* [RECORDS TO USE]:
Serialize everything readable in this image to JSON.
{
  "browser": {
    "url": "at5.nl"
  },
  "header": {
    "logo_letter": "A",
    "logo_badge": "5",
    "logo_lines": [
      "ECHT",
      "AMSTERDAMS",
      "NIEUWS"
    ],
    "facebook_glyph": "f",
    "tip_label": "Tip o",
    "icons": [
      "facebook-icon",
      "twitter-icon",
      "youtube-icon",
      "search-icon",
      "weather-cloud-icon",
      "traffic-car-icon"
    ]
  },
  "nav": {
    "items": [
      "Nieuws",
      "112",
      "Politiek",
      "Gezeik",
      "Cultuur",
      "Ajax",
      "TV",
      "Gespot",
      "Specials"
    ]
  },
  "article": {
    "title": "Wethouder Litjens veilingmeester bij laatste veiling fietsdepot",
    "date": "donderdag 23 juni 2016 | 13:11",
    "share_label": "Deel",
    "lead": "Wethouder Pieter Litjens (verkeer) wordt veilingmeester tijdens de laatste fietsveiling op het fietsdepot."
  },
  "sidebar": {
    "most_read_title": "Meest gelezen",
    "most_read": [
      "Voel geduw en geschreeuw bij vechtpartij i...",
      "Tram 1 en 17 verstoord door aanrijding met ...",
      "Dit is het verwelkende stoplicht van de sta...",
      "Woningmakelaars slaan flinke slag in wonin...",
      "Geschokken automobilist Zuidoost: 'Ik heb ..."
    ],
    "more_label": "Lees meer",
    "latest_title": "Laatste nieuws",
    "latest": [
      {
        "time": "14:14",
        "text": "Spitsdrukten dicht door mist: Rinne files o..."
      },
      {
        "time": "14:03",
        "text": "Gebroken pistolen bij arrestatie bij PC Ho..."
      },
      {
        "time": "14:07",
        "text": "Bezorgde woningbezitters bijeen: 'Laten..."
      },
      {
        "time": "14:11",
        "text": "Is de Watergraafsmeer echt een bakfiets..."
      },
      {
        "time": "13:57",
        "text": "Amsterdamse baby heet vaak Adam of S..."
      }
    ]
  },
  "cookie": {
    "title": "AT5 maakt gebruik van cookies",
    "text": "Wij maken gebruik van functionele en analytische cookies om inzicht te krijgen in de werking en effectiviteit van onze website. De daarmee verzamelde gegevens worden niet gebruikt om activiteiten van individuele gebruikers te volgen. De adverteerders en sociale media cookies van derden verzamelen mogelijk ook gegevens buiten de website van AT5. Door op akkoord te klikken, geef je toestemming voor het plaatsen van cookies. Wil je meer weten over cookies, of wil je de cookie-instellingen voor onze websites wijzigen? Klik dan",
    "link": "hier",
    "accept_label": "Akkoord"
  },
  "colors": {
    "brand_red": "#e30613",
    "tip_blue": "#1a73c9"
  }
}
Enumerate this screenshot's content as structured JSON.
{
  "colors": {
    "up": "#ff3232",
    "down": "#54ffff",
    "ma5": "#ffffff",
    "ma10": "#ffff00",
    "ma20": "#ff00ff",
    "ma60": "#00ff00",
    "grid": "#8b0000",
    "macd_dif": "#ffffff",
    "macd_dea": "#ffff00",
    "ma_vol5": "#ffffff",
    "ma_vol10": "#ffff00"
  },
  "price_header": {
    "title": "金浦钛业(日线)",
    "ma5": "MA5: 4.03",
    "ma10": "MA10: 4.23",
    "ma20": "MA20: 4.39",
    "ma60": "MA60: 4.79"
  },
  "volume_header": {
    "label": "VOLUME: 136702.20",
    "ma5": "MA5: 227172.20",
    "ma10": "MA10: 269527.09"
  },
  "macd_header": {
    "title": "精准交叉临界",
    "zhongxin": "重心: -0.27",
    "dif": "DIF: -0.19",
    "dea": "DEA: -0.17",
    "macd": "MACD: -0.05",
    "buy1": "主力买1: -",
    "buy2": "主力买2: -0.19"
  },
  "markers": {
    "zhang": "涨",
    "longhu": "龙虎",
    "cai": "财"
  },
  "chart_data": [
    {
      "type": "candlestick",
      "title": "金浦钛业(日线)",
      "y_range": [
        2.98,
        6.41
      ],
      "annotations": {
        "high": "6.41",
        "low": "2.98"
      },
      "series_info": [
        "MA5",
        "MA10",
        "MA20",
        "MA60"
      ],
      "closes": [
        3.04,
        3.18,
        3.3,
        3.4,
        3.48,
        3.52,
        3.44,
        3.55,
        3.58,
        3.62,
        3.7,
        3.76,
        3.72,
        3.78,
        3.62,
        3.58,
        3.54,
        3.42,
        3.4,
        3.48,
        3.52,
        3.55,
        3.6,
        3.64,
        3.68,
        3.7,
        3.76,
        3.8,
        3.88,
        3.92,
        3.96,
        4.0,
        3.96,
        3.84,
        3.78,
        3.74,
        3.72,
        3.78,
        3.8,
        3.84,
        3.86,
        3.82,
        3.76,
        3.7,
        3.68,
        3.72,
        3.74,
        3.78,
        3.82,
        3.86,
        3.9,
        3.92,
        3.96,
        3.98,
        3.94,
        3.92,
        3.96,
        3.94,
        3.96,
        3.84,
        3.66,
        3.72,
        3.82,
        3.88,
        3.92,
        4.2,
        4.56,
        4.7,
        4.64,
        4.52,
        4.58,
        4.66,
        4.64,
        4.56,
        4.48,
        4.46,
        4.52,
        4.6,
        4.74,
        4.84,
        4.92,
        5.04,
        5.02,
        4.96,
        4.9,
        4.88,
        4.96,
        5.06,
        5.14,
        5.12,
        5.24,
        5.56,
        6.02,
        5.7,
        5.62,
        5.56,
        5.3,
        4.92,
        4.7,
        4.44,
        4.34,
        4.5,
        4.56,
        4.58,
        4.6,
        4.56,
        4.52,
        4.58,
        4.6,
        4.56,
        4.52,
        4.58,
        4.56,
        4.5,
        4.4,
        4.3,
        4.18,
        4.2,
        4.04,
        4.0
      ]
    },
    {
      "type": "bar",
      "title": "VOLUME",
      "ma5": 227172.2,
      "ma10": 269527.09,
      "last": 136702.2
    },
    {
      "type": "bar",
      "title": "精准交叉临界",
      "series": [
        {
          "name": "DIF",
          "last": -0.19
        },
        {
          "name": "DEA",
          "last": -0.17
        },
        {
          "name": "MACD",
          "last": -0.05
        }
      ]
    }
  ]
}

* [TASK STATEMENT]: Repeat the data in its entirety, character for character.

* [SOLUTION TO THE PROBLEM]:
Serialize everything readable in this image to JSON.
{
  "browser": {
    "url": "at5.nl"
  },
  "header": {
    "logo_letter": "A",
    "logo_badge": "5",
    "logo_lines": [
      "ECHT",
      "AMSTERDAMS",
      "NIEUWS"
    ],
    "facebook_glyph": "f",
    "tip_label": "Tip o",
    "icons": [
      "facebook-icon",
      "twitter-icon",
      "youtube-icon",
      "search-icon",
      "weather-cloud-icon",
      "traffic-car-icon"
    ]
  },
  "nav": {
    "items": [
      "Nieuws",
      "112",
      "Politiek",
      "Gezeik",
      "Cultuur",
      "Ajax",
      "TV",
      "Gespot",
      "Specials"
    ]
  },
  "article": {
    "title": "Wethouder Litjens veilingmeester bij laatste veiling fietsdepot",
    "date": "donderdag 23 juni 2016 | 13:11",
    "share_label": "Deel",
    "lead": "Wethouder Pieter Litjens (verkeer) wordt veilingmeester tijdens de laatste fietsveiling op het fietsdepot."
  },
  "sidebar": {
    "most_read_title": "Meest gelezen",
    "most_read": [
      "Voel geduw en geschreeuw bij vechtpartij i...",
      "Tram 1 en 17 verstoord door aanrijding met ...",
      "Dit is het verwelkende stoplicht van de sta...",
      "Woningmakelaars slaan flinke slag in wonin...",
      "Geschokken automobilist Zuidoost: 'Ik heb ..."
    ],
    "more_label": "Lees meer",
    "latest_title": "Laatste nieuws",
    "latest": [
      {
        "time": "14:14",
        "text": "Spitsdrukten dicht door mist: Rinne files o..."
      },
      {
        "time": "14:03",
        "text": "Gebroken pistolen bij arrestatie bij PC Ho..."
      },
      {
        "time": "14:07",
        "text": "Bezorgde woningbezitters bijeen: 'Laten..."
      },
      {
        "time": "14:11",
        "text": "Is de Watergraafsmeer echt een bakfiets..."
      },
      {
        "time": "13:57",
        "text": "Amsterdamse baby heet vaak Adam of S..."
      }
    ]
  },
  "cookie": {
    "title": "AT5 maakt gebruik van cookies",
    "text": "Wij maken gebruik van functionele en analytische cookies om inzicht te krijgen in de werking en effectiviteit van onze website. De daarmee verzamelde gegevens worden niet gebruikt om activiteiten van individuele gebruikers te volgen. De adverteerders en sociale media cookies van derden verzamelen mogelijk ook gegevens buiten de website van AT5. Door op akkoord te klikken, geef je toestemming voor het plaatsen van cookies. Wil je meer weten over cookies, of wil je de cookie-instellingen voor onze websites wijzigen? Klik dan",
    "link": "hier",
    "accept_label": "Akkoord"
  },
  "colors": {
    "brand_red": "#e30613",
    "tip_blue": "#1a73c9"
  }
}
Enumerate this screenshot's content as structured JSON.
{
  "colors": {
    "up": "#ff3232",
    "down": "#54ffff",
    "ma5": "#ffffff",
    "ma10": "#ffff00",
    "ma20": "#ff00ff",
    "ma60": "#00ff00",
    "grid": "#8b0000",
    "macd_dif": "#ffffff",
    "macd_dea": "#ffff00",
    "ma_vol5": "#ffffff",
    "ma_vol10": "#ffff00"
  },
  "price_header": {
    "title": "金浦钛业(日线)",
    "ma5": "MA5: 4.03",
    "ma10": "MA10: 4.23",
    "ma20": "MA20: 4.39",
    "ma60": "MA60: 4.79"
  },
  "volume_header": {
    "label": "VOLUME: 136702.20",
    "ma5": "MA5: 227172.20",
    "ma10": "MA10: 269527.09"
  },
  "macd_header": {
    "title": "精准交叉临界",
    "zhongxin": "重心: -0.27",
    "dif": "DIF: -0.19",
    "dea": "DEA: -0.17",
    "macd": "MACD: -0.05",
    "buy1": "主力买1: -",
    "buy2": "主力买2: -0.19"
  },
  "markers": {
    "zhang": "涨",
    "longhu": "龙虎",
    "cai": "财"
  },
  "chart_data": [
    {
      "type": "candlestick",
      "title": "金浦钛业(日线)",
      "y_range": [
        2.98,
        6.41
      ],
      "annotations": {
        "high": "6.41",
        "low": "2.98"
      },
      "series_info": [
        "MA5",
        "MA10",
        "MA20",
        "MA60"
      ],
      "closes": [
        3.04,
        3.18,
        3.3,
        3.4,
        3.48,
        3.52,
        3.44,
        3.55,
        3.58,
        3.62,
        3.7,
        3.76,
        3.72,
        3.78,
        3.62,
        3.58,
        3.54,
        3.42,
        3.4,
        3.48,
        3.52,
        3.55,
        3.6,
        3.64,
        3.68,
        3.7,
        3.76,
        3.8,
        3.88,
        3.92,
        3.96,
        4.0,
        3.96,
        3.84,
        3.78,
        3.74,
        3.72,
        3.78,
        3.8,
        3.84,
        3.86,
        3.82,
        3.76,
        3.7,
        3.68,
        3.72,
        3.74,
        3.78,
        3.82,
        3.86,
        3.9,
        3.92,
        3.96,
        3.98,
        3.94,
        3.92,
        3.96,
        3.94,
        3.96,
        3.84,
        3.66,
        3.72,
        3.82,
        3.88,
        3.92,
        4.2,
        4.56,
        4.7,
        4.64,
        4.52,
        4.58,
        4.66,
        4.64,
        4.56,
        4.48,
        4.46,
        4.52,
        4.6,
        4.74,
        4.84,
        4.92,
        5.04,
        5.02,
        4.96,
        4.9,
        4.88,
        4.96,
        5.06,
        5.14,
        5.12,
        5.24,
        5.56,
        6.02,
        5.7,
        5.62,
        5.56,
        5.3,
        4.92,
        4.7,
        4.44,
        4.34,
        4.5,
        4.56,
        4.58,
        4.6,
        4.56,
        4.52,
        4.58,
        4.6,
        4.56,
        4.52,
        4.58,
        4.56,
        4.5,
        4.4,
        4.3,
        4.18,
        4.2,
        4.04,
        4.0
      ]
    },
    {
      "type": "bar",
      "title": "VOLUME",
      "ma5": 227172.2,
      "ma10": 269527.09,
      "last": 136702.2
    },
    {
      "type": "bar",
      "title": "精准交叉临界",
      "series": [
        {
          "name": "DIF",
          "last": -0.19
        },
        {
          "name": "DEA",
          "last": -0.17
        },
        {
          "name": "MACD",
          "last": -0.05
        }
      ]
    }
  ]
}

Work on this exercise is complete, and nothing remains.